-- Problem details --
For the listing below, give the count of lines containing the string "values" and nothing else.
○ ○ ○ ○
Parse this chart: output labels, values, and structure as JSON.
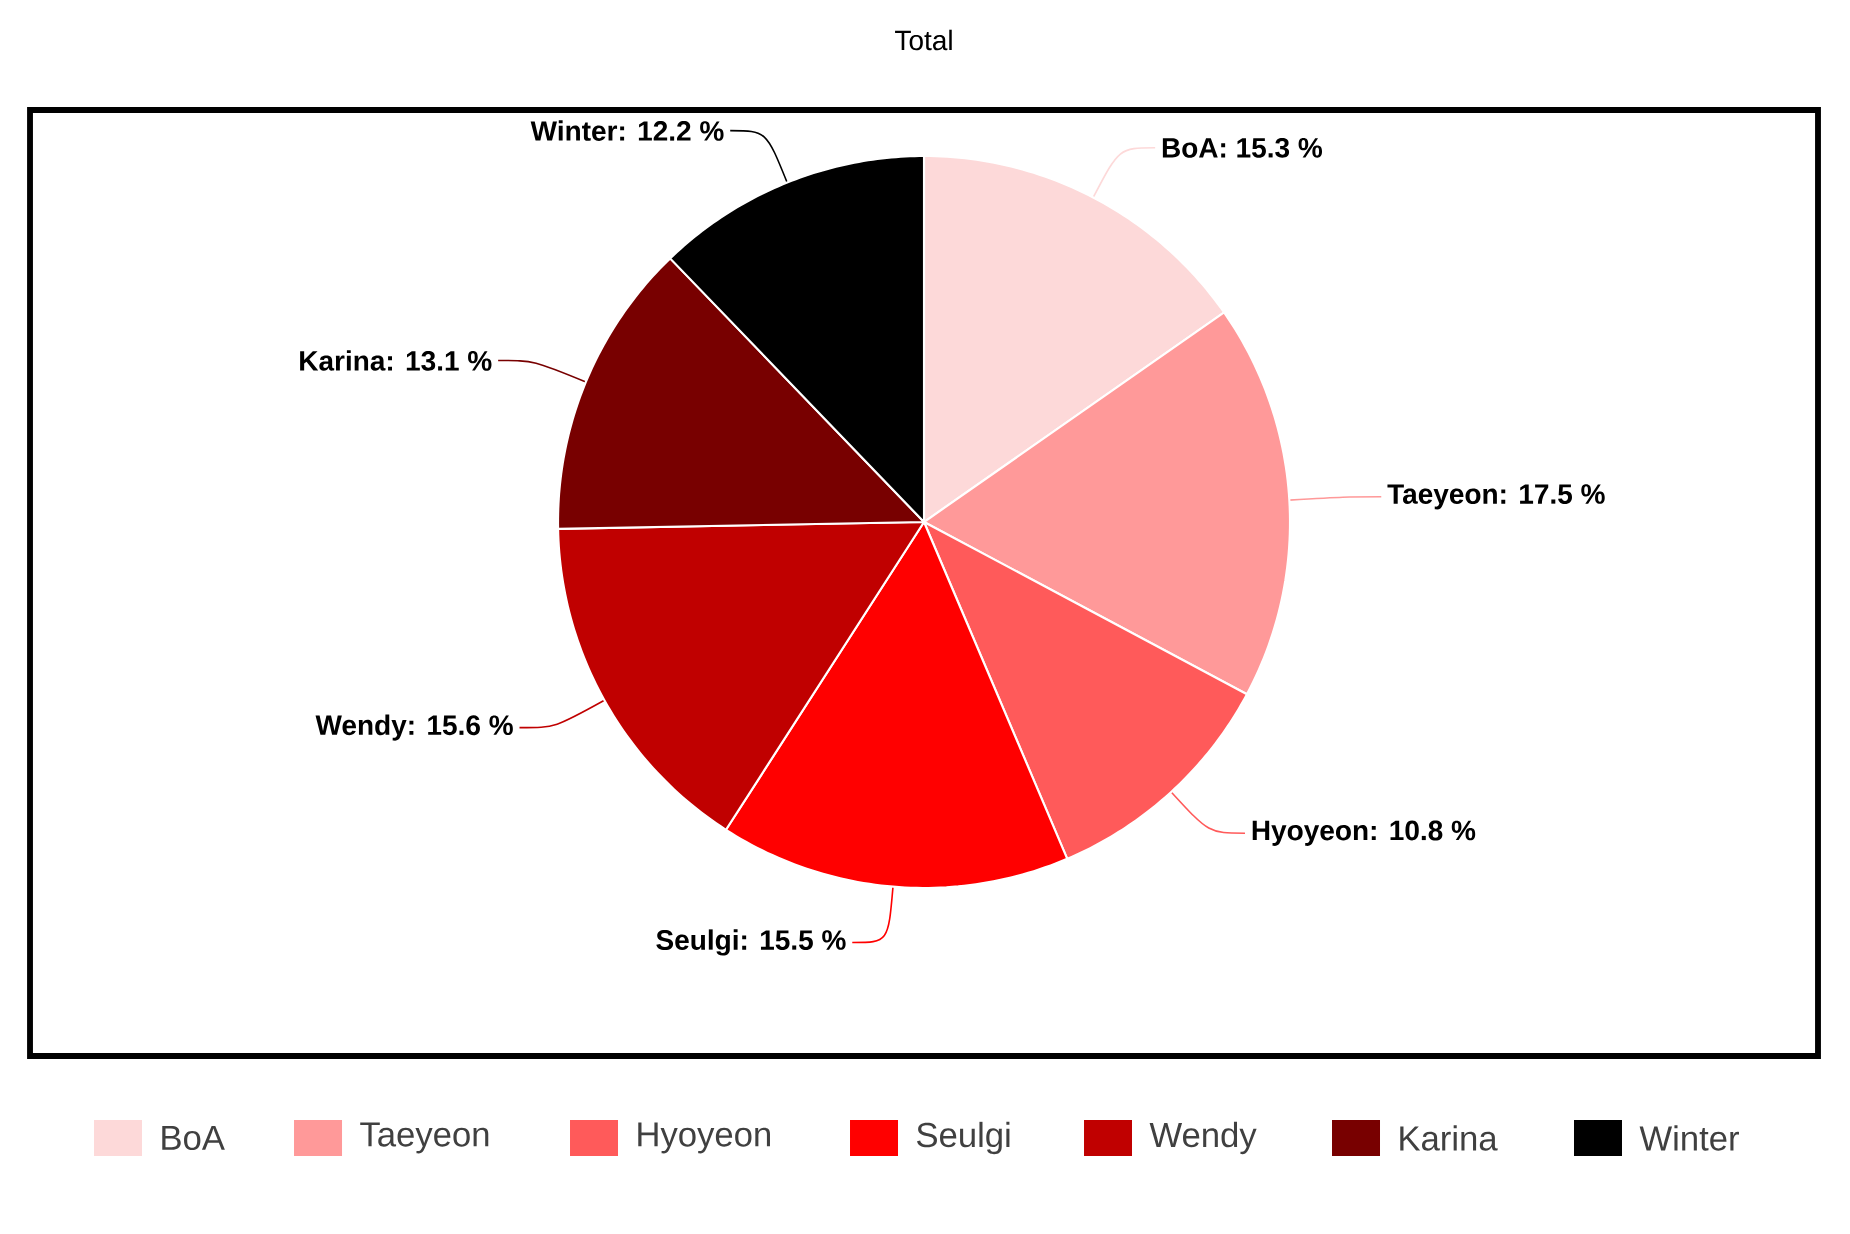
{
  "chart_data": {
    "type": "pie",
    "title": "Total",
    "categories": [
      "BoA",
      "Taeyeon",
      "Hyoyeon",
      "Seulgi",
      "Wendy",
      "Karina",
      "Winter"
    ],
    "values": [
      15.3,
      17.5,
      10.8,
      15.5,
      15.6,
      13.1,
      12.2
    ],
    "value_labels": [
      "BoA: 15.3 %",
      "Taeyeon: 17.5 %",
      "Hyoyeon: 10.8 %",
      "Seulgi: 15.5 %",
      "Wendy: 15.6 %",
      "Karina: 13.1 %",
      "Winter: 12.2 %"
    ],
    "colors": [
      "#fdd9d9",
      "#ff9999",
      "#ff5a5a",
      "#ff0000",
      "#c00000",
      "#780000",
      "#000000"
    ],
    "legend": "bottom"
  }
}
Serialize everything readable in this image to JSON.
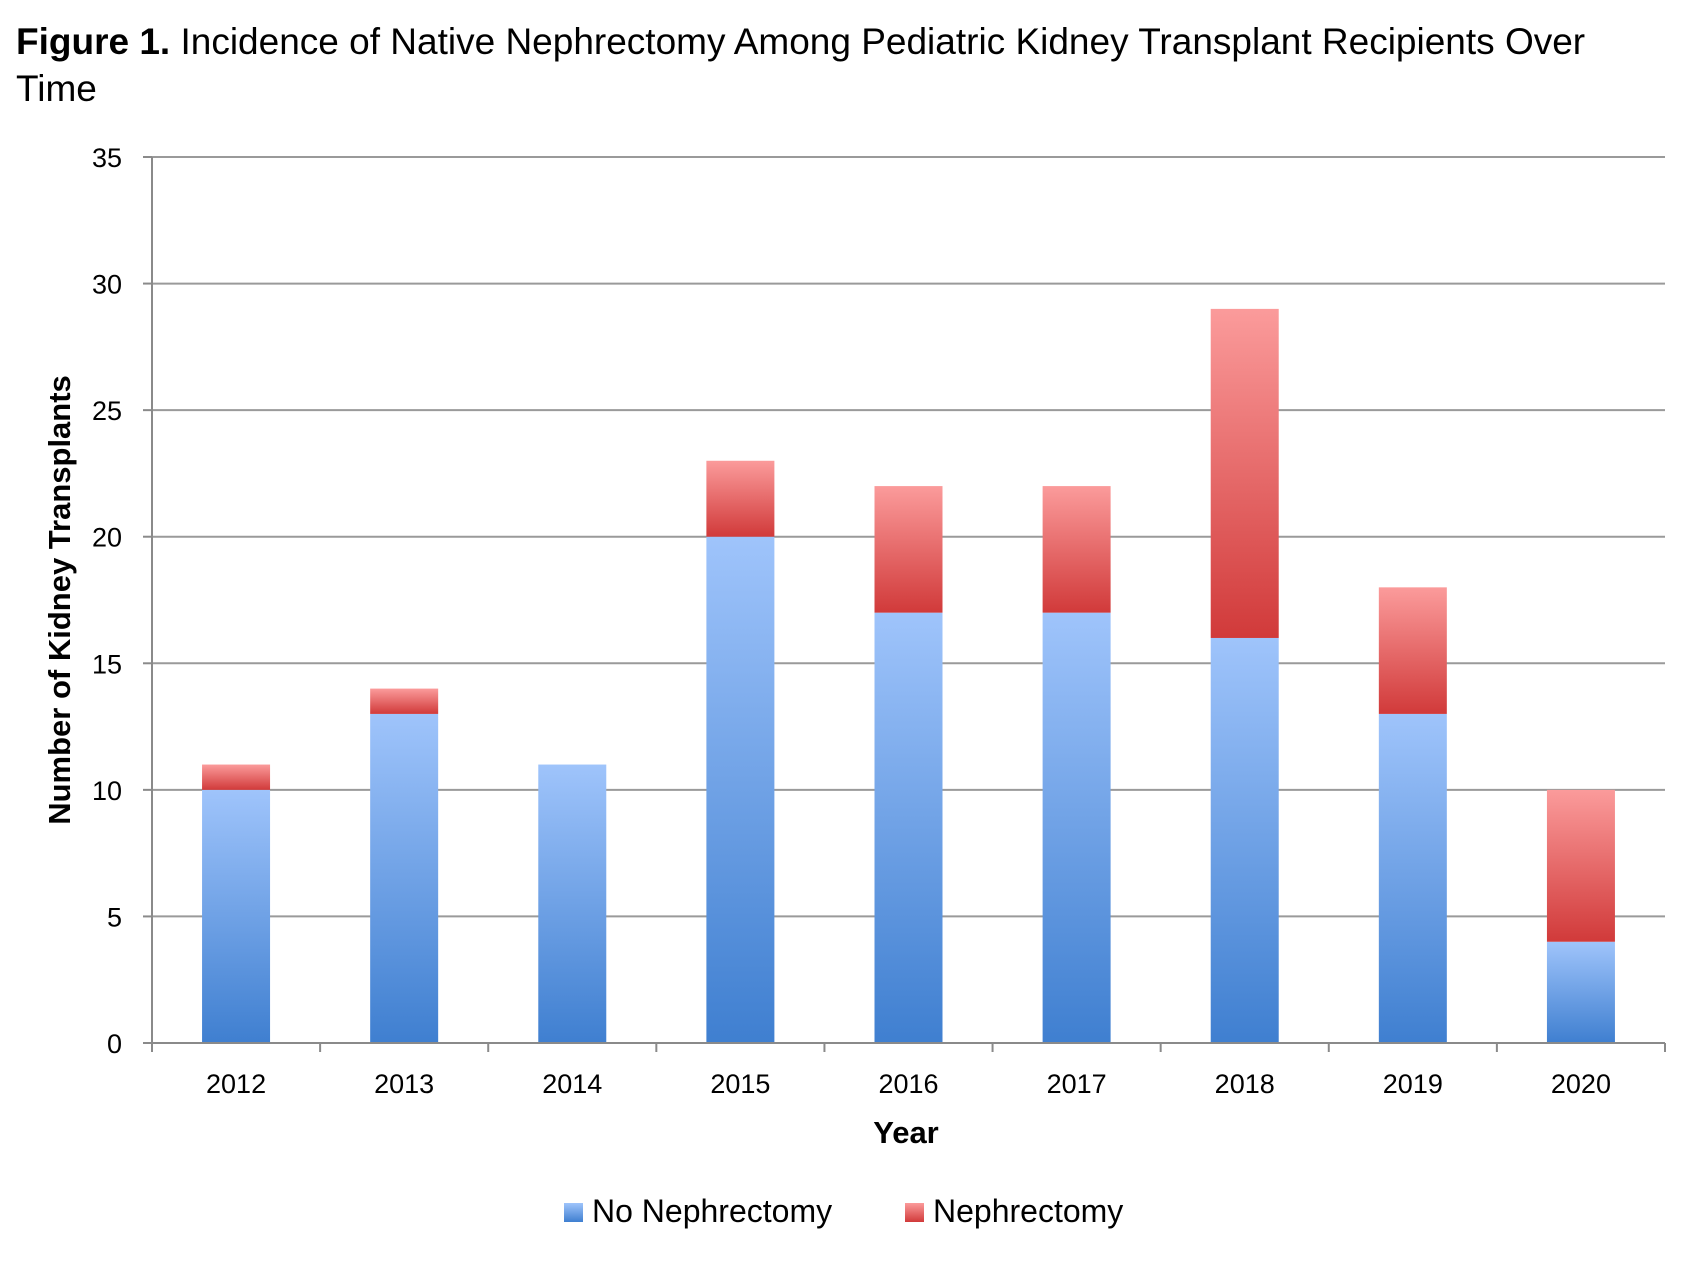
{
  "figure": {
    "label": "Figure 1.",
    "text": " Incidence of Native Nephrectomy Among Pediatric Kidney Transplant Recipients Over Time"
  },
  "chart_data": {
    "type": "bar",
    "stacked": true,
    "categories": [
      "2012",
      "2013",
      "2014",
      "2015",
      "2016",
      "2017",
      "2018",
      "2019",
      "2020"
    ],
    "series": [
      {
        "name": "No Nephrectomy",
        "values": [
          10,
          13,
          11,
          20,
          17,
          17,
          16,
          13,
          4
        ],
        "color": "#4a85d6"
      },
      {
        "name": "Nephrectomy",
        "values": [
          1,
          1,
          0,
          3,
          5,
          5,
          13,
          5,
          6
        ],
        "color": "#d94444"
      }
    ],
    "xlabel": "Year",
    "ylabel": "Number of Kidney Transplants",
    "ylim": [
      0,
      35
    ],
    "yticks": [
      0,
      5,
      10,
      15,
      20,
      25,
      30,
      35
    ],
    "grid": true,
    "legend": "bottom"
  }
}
○ ○ ○ ○
-- Solved exercise --
4